*WHAT YOU NEED TO DO*:
Type the records out again in full, exactly.

Data records:
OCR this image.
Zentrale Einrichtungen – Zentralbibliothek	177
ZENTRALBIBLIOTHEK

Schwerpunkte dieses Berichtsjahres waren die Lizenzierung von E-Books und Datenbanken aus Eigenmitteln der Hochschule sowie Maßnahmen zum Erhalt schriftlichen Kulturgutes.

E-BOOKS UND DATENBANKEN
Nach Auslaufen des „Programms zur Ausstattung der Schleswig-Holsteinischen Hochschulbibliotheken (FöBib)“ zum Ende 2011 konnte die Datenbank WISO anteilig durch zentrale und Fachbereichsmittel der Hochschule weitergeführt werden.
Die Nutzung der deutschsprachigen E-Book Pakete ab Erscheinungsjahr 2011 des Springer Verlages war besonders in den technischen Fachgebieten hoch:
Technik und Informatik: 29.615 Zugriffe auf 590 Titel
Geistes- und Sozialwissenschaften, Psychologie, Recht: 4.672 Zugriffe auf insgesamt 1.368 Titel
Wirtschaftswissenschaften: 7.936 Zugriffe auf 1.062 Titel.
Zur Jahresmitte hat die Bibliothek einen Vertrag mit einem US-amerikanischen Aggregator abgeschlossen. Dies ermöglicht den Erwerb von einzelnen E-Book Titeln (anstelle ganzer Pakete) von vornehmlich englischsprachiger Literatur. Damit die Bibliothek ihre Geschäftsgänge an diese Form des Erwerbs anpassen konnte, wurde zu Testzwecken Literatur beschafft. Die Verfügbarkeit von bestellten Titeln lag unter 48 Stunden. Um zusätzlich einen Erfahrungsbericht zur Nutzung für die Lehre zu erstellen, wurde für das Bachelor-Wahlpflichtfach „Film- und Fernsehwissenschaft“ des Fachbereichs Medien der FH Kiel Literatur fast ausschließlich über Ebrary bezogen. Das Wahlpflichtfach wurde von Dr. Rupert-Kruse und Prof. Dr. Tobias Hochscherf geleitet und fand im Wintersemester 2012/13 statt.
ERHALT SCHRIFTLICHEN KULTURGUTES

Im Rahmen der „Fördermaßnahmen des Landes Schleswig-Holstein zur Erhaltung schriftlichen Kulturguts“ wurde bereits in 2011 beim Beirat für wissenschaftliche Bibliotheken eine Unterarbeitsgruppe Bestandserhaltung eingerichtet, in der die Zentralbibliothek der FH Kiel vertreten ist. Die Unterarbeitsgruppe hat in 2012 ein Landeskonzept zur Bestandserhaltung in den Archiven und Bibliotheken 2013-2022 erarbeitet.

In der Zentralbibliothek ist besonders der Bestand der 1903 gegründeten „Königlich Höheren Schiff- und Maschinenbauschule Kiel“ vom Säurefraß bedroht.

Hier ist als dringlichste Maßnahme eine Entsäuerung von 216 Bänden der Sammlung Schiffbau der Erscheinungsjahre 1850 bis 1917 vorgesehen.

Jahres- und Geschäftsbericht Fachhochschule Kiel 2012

*THE RESPONSE*:
OCR this image.
Zentrale Einrichtungen – Zentralbibliothek	177
ZENTRALBIBLIOTHEK

Schwerpunkte dieses Berichtsjahres waren die Lizenzierung von E-Books und Datenbanken aus Eigenmitteln der Hochschule sowie Maßnahmen zum Erhalt schriftlichen Kulturgutes.

E-BOOKS UND DATENBANKEN
Nach Auslaufen des „Programms zur Ausstattung der Schleswig-Holsteinischen Hochschulbibliotheken (FöBib)“ zum Ende 2011 konnte die Datenbank WISO anteilig durch zentrale und Fachbereichsmittel der Hochschule weitergeführt werden.
Die Nutzung der deutschsprachigen E-Book Pakete ab Erscheinungsjahr 2011 des Springer Verlages war besonders in den technischen Fachgebieten hoch:
Technik und Informatik: 29.615 Zugriffe auf 590 Titel
Geistes- und Sozialwissenschaften, Psychologie, Recht: 4.672 Zugriffe auf insgesamt 1.368 Titel
Wirtschaftswissenschaften: 7.936 Zugriffe auf 1.062 Titel.
Zur Jahresmitte hat die Bibliothek einen Vertrag mit einem US-amerikanischen Aggregator abgeschlossen. Dies ermöglicht den Erwerb von einzelnen E-Book Titeln (anstelle ganzer Pakete) von vornehmlich englischsprachiger Literatur. Damit die Bibliothek ihre Geschäftsgänge an diese Form des Erwerbs anpassen konnte, wurde zu Testzwecken Literatur beschafft. Die Verfügbarkeit von bestellten Titeln lag unter 48 Stunden. Um zusätzlich einen Erfahrungsbericht zur Nutzung für die Lehre zu erstellen, wurde für das Bachelor-Wahlpflichtfach „Film- und Fernsehwissenschaft“ des Fachbereichs Medien der FH Kiel Literatur fast ausschließlich über Ebrary bezogen. Das Wahlpflichtfach wurde von Dr. Rupert-Kruse und Prof. Dr. Tobias Hochscherf geleitet und fand im Wintersemester 2012/13 statt.
ERHALT SCHRIFTLICHEN KULTURGUTES

Im Rahmen der „Fördermaßnahmen des Landes Schleswig-Holstein zur Erhaltung schriftlichen Kulturguts“ wurde bereits in 2011 beim Beirat für wissenschaftliche Bibliotheken eine Unterarbeitsgruppe Bestandserhaltung eingerichtet, in der die Zentralbibliothek der FH Kiel vertreten ist. Die Unterarbeitsgruppe hat in 2012 ein Landeskonzept zur Bestandserhaltung in den Archiven und Bibliotheken 2013-2022 erarbeitet.

In der Zentralbibliothek ist besonders der Bestand der 1903 gegründeten „Königlich Höheren Schiff- und Maschinenbauschule Kiel“ vom Säurefraß bedroht.

Hier ist als dringlichste Maßnahme eine Entsäuerung von 216 Bänden der Sammlung Schiffbau der Erscheinungsjahre 1850 bis 1917 vorgesehen.

Jahres- und Geschäftsbericht Fachhochschule Kiel 2012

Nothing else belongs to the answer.